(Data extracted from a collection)
»»

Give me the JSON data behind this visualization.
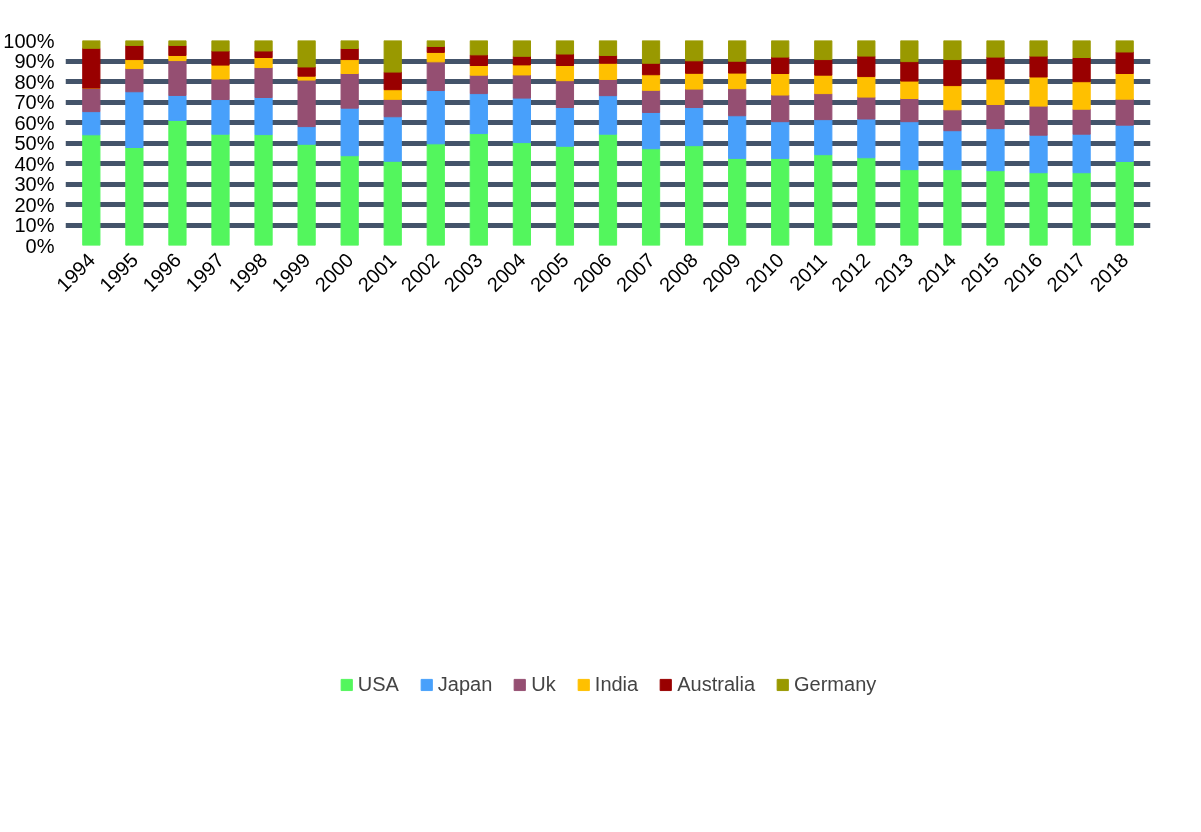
{
  "chart_data": {
    "type": "bar",
    "stacked": true,
    "categories": [
      "1994",
      "1995",
      "1996",
      "1997",
      "1998",
      "1999",
      "2000",
      "2001",
      "2002",
      "2003",
      "2004",
      "2005",
      "2006",
      "2007",
      "2008",
      "2009",
      "2010",
      "2011",
      "2012",
      "2013",
      "2014",
      "2015",
      "2016",
      "2017",
      "2018"
    ],
    "series": [
      {
        "name": "USA",
        "color": "#53f65d",
        "values": [
          54,
          47.8,
          61,
          54.3,
          54.1,
          49.4,
          43.8,
          41.1,
          49.6,
          54.6,
          50.2,
          48.4,
          54.3,
          47.2,
          48.7,
          42.5,
          42.5,
          44.3,
          42.8,
          37,
          37,
          36.5,
          35.5,
          35.5,
          41
        ]
      },
      {
        "name": "Japan",
        "color": "#48a0fb",
        "values": [
          11.3,
          27.2,
          12.2,
          16.9,
          18.1,
          8.6,
          23.2,
          21.7,
          26,
          19.5,
          21.7,
          18.9,
          18.8,
          17.7,
          18.6,
          20.8,
          17.9,
          17.1,
          18.9,
          23.4,
          19,
          20.5,
          18.3,
          18.8,
          17.7
        ]
      },
      {
        "name": "Uk",
        "color": "#954f72",
        "values": [
          11.5,
          11.3,
          17,
          10,
          14.6,
          22.7,
          16.9,
          8.5,
          14,
          9,
          11.3,
          13.1,
          7.9,
          10.8,
          9,
          13.2,
          13,
          12.7,
          10.7,
          11.3,
          10.2,
          11.8,
          14.2,
          12.2,
          12.7
        ]
      },
      {
        "name": "India",
        "color": "#ffc000",
        "values": [
          0,
          4.4,
          2.5,
          6.8,
          4.9,
          1.9,
          6.8,
          4.7,
          4.6,
          4.7,
          4.9,
          7.4,
          7.9,
          7.6,
          7.7,
          7.6,
          10.5,
          9,
          10,
          8.5,
          11.8,
          12.4,
          14.2,
          13.4,
          12.5
        ]
      },
      {
        "name": "Australia",
        "color": "#990000",
        "values": [
          19.4,
          6.9,
          4.9,
          6.9,
          3.2,
          4.5,
          5.4,
          8.6,
          2.9,
          5.2,
          4.2,
          5.6,
          3.8,
          5.6,
          6.1,
          5.8,
          8,
          7.6,
          10,
          9.5,
          12.7,
          10.7,
          10.2,
          11.8,
          10.5
        ]
      },
      {
        "name": "Germany",
        "color": "#999900",
        "values": [
          3.8,
          2.4,
          2.4,
          5.1,
          5.1,
          12.9,
          3.9,
          15.4,
          2.9,
          7,
          7.7,
          6.6,
          7.3,
          11.1,
          9.9,
          10.1,
          8.1,
          9.3,
          7.6,
          10.3,
          9.3,
          8.1,
          7.6,
          8.3,
          5.6
        ]
      }
    ],
    "ylim": [
      0,
      100
    ],
    "yticks": [
      {
        "value": 0,
        "label": "0%"
      },
      {
        "value": 10,
        "label": "10%"
      },
      {
        "value": 20,
        "label": "20%"
      },
      {
        "value": 30,
        "label": "30%"
      },
      {
        "value": 40,
        "label": "40%"
      },
      {
        "value": 50,
        "label": "50%"
      },
      {
        "value": 60,
        "label": "60%"
      },
      {
        "value": 70,
        "label": "70%"
      },
      {
        "value": 80,
        "label": "80%"
      },
      {
        "value": 90,
        "label": "90%"
      },
      {
        "value": 100,
        "label": "100%"
      }
    ],
    "grid": "y",
    "legend": "bottom"
  }
}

««

● **AIM**
All preceding records should be duplicated verbatim, images excepted.

● **EXPECTED ANSWER**
Give me the JSON data behind this visualization.
{
  "chart_data": {
    "type": "bar",
    "stacked": true,
    "categories": [
      "1994",
      "1995",
      "1996",
      "1997",
      "1998",
      "1999",
      "2000",
      "2001",
      "2002",
      "2003",
      "2004",
      "2005",
      "2006",
      "2007",
      "2008",
      "2009",
      "2010",
      "2011",
      "2012",
      "2013",
      "2014",
      "2015",
      "2016",
      "2017",
      "2018"
    ],
    "series": [
      {
        "name": "USA",
        "color": "#53f65d",
        "values": [
          54,
          47.8,
          61,
          54.3,
          54.1,
          49.4,
          43.8,
          41.1,
          49.6,
          54.6,
          50.2,
          48.4,
          54.3,
          47.2,
          48.7,
          42.5,
          42.5,
          44.3,
          42.8,
          37,
          37,
          36.5,
          35.5,
          35.5,
          41
        ]
      },
      {
        "name": "Japan",
        "color": "#48a0fb",
        "values": [
          11.3,
          27.2,
          12.2,
          16.9,
          18.1,
          8.6,
          23.2,
          21.7,
          26,
          19.5,
          21.7,
          18.9,
          18.8,
          17.7,
          18.6,
          20.8,
          17.9,
          17.1,
          18.9,
          23.4,
          19,
          20.5,
          18.3,
          18.8,
          17.7
        ]
      },
      {
        "name": "Uk",
        "color": "#954f72",
        "values": [
          11.5,
          11.3,
          17,
          10,
          14.6,
          22.7,
          16.9,
          8.5,
          14,
          9,
          11.3,
          13.1,
          7.9,
          10.8,
          9,
          13.2,
          13,
          12.7,
          10.7,
          11.3,
          10.2,
          11.8,
          14.2,
          12.2,
          12.7
        ]
      },
      {
        "name": "India",
        "color": "#ffc000",
        "values": [
          0,
          4.4,
          2.5,
          6.8,
          4.9,
          1.9,
          6.8,
          4.7,
          4.6,
          4.7,
          4.9,
          7.4,
          7.9,
          7.6,
          7.7,
          7.6,
          10.5,
          9,
          10,
          8.5,
          11.8,
          12.4,
          14.2,
          13.4,
          12.5
        ]
      },
      {
        "name": "Australia",
        "color": "#990000",
        "values": [
          19.4,
          6.9,
          4.9,
          6.9,
          3.2,
          4.5,
          5.4,
          8.6,
          2.9,
          5.2,
          4.2,
          5.6,
          3.8,
          5.6,
          6.1,
          5.8,
          8,
          7.6,
          10,
          9.5,
          12.7,
          10.7,
          10.2,
          11.8,
          10.5
        ]
      },
      {
        "name": "Germany",
        "color": "#999900",
        "values": [
          3.8,
          2.4,
          2.4,
          5.1,
          5.1,
          12.9,
          3.9,
          15.4,
          2.9,
          7,
          7.7,
          6.6,
          7.3,
          11.1,
          9.9,
          10.1,
          8.1,
          9.3,
          7.6,
          10.3,
          9.3,
          8.1,
          7.6,
          8.3,
          5.6
        ]
      }
    ],
    "ylim": [
      0,
      100
    ],
    "yticks": [
      {
        "value": 0,
        "label": "0%"
      },
      {
        "value": 10,
        "label": "10%"
      },
      {
        "value": 20,
        "label": "20%"
      },
      {
        "value": 30,
        "label": "30%"
      },
      {
        "value": 40,
        "label": "40%"
      },
      {
        "value": 50,
        "label": "50%"
      },
      {
        "value": 60,
        "label": "60%"
      },
      {
        "value": 70,
        "label": "70%"
      },
      {
        "value": 80,
        "label": "80%"
      },
      {
        "value": 90,
        "label": "90%"
      },
      {
        "value": 100,
        "label": "100%"
      }
    ],
    "grid": "y",
    "legend": "bottom"
  }
}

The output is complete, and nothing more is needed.